Exercise:
Write out the entries below exactly as they stand. Skip every image.

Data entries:

★ ★ ★ ★ ★ ★ ★

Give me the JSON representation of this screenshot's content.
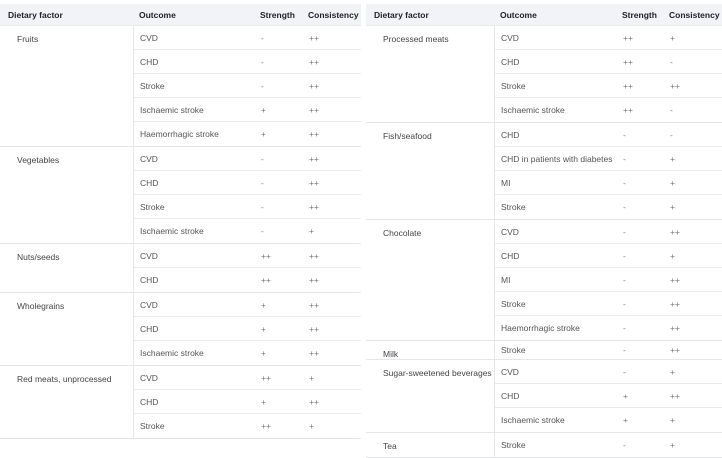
{
  "headers": {
    "factor": "Dietary factor",
    "outcome": "Outcome",
    "strength": "Strength",
    "consistency": "Consistency"
  },
  "left": [
    {
      "factor": "Fruits",
      "rows": [
        [
          "CVD",
          "-",
          "++"
        ],
        [
          "CHD",
          "-",
          "++"
        ],
        [
          "Stroke",
          "-",
          "++"
        ],
        [
          "Ischaemic stroke",
          "+",
          "++"
        ],
        [
          "Haemorrhagic stroke",
          "+",
          "++"
        ]
      ]
    },
    {
      "factor": "Vegetables",
      "rows": [
        [
          "CVD",
          "-",
          "++"
        ],
        [
          "CHD",
          "-",
          "++"
        ],
        [
          "Stroke",
          "-",
          "++"
        ],
        [
          "Ischaemic stroke",
          "-",
          "+"
        ]
      ]
    },
    {
      "factor": "Nuts/seeds",
      "rows": [
        [
          "CVD",
          "++",
          "++"
        ],
        [
          "CHD",
          "++",
          "++"
        ]
      ]
    },
    {
      "factor": "Wholegrains",
      "rows": [
        [
          "CVD",
          "+",
          "++"
        ],
        [
          "CHD",
          "+",
          "++"
        ],
        [
          "Ischaemic stroke",
          "+",
          "++"
        ]
      ]
    },
    {
      "factor": "Red meats, unprocessed",
      "rows": [
        [
          "CVD",
          "++",
          "+"
        ],
        [
          "CHD",
          "+",
          "++"
        ],
        [
          "Stroke",
          "++",
          "+"
        ]
      ]
    }
  ],
  "right": [
    {
      "factor": "Processed meats",
      "rows": [
        [
          "CVD",
          "++",
          "+"
        ],
        [
          "CHD",
          "++",
          "-"
        ],
        [
          "Stroke",
          "++",
          "++"
        ],
        [
          "Ischaemic stroke",
          "++",
          "-"
        ]
      ]
    },
    {
      "factor": "Fish/seafood",
      "rows": [
        [
          "CHD",
          "-",
          "-"
        ],
        [
          "CHD in patients with diabetes",
          "-",
          "+"
        ],
        [
          "MI",
          "-",
          "+"
        ],
        [
          "Stroke",
          "-",
          "+"
        ]
      ]
    },
    {
      "factor": "Chocolate",
      "rows": [
        [
          "CVD",
          "-",
          "++"
        ],
        [
          "CHD",
          "-",
          "+"
        ],
        [
          "MI",
          "-",
          "++"
        ],
        [
          "Stroke",
          "-",
          "++"
        ],
        [
          "Haemorrhagic stroke",
          "-",
          "++"
        ]
      ]
    },
    {
      "factor": "Milk",
      "rows": [
        [
          "Stroke",
          "-",
          "++"
        ]
      ]
    },
    {
      "factor": "Sugar-sweetened beverages",
      "rows": [
        [
          "CVD",
          "-",
          "+"
        ],
        [
          "CHD",
          "+",
          "++"
        ],
        [
          "Ischaemic stroke",
          "+",
          "+"
        ]
      ]
    },
    {
      "factor": "Tea",
      "rows": [
        [
          "Stroke",
          "-",
          "+"
        ]
      ]
    }
  ]
}
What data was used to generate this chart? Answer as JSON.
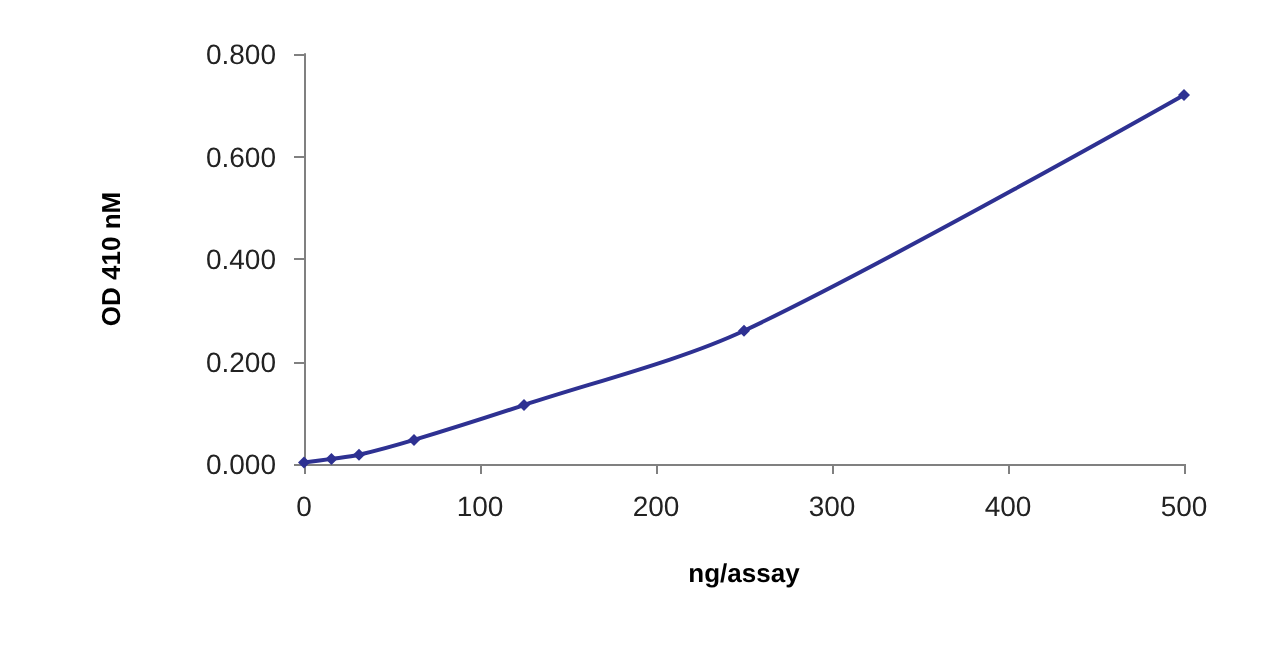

★ ★ ★ ★ ★ ★ ★

Task result:
Give me the JSON representation of this screenshot's content.
{
  "headers": {
    "factor": "Dietary factor",
    "outcome": "Outcome",
    "strength": "Strength",
    "consistency": "Consistency"
  },
  "left": [
    {
      "factor": "Fruits",
      "rows": [
        [
          "CVD",
          "-",
          "++"
        ],
        [
          "CHD",
          "-",
          "++"
        ],
        [
          "Stroke",
          "-",
          "++"
        ],
        [
          "Ischaemic stroke",
          "+",
          "++"
        ],
        [
          "Haemorrhagic stroke",
          "+",
          "++"
        ]
      ]
    },
    {
      "factor": "Vegetables",
      "rows": [
        [
          "CVD",
          "-",
          "++"
        ],
        [
          "CHD",
          "-",
          "++"
        ],
        [
          "Stroke",
          "-",
          "++"
        ],
        [
          "Ischaemic stroke",
          "-",
          "+"
        ]
      ]
    },
    {
      "factor": "Nuts/seeds",
      "rows": [
        [
          "CVD",
          "++",
          "++"
        ],
        [
          "CHD",
          "++",
          "++"
        ]
      ]
    },
    {
      "factor": "Wholegrains",
      "rows": [
        [
          "CVD",
          "+",
          "++"
        ],
        [
          "CHD",
          "+",
          "++"
        ],
        [
          "Ischaemic stroke",
          "+",
          "++"
        ]
      ]
    },
    {
      "factor": "Red meats, unprocessed",
      "rows": [
        [
          "CVD",
          "++",
          "+"
        ],
        [
          "CHD",
          "+",
          "++"
        ],
        [
          "Stroke",
          "++",
          "+"
        ]
      ]
    }
  ],
  "right": [
    {
      "factor": "Processed meats",
      "rows": [
        [
          "CVD",
          "++",
          "+"
        ],
        [
          "CHD",
          "++",
          "-"
        ],
        [
          "Stroke",
          "++",
          "++"
        ],
        [
          "Ischaemic stroke",
          "++",
          "-"
        ]
      ]
    },
    {
      "factor": "Fish/seafood",
      "rows": [
        [
          "CHD",
          "-",
          "-"
        ],
        [
          "CHD in patients with diabetes",
          "-",
          "+"
        ],
        [
          "MI",
          "-",
          "+"
        ],
        [
          "Stroke",
          "-",
          "+"
        ]
      ]
    },
    {
      "factor": "Chocolate",
      "rows": [
        [
          "CVD",
          "-",
          "++"
        ],
        [
          "CHD",
          "-",
          "+"
        ],
        [
          "MI",
          "-",
          "++"
        ],
        [
          "Stroke",
          "-",
          "++"
        ],
        [
          "Haemorrhagic stroke",
          "-",
          "++"
        ]
      ]
    },
    {
      "factor": "Milk",
      "rows": [
        [
          "Stroke",
          "-",
          "++"
        ]
      ]
    },
    {
      "factor": "Sugar-sweetened beverages",
      "rows": [
        [
          "CVD",
          "-",
          "+"
        ],
        [
          "CHD",
          "+",
          "++"
        ],
        [
          "Ischaemic stroke",
          "+",
          "+"
        ]
      ]
    },
    {
      "factor": "Tea",
      "rows": [
        [
          "Stroke",
          "-",
          "+"
        ]
      ]
    }
  ]
}
What data was used to generate this chart? Answer as JSON.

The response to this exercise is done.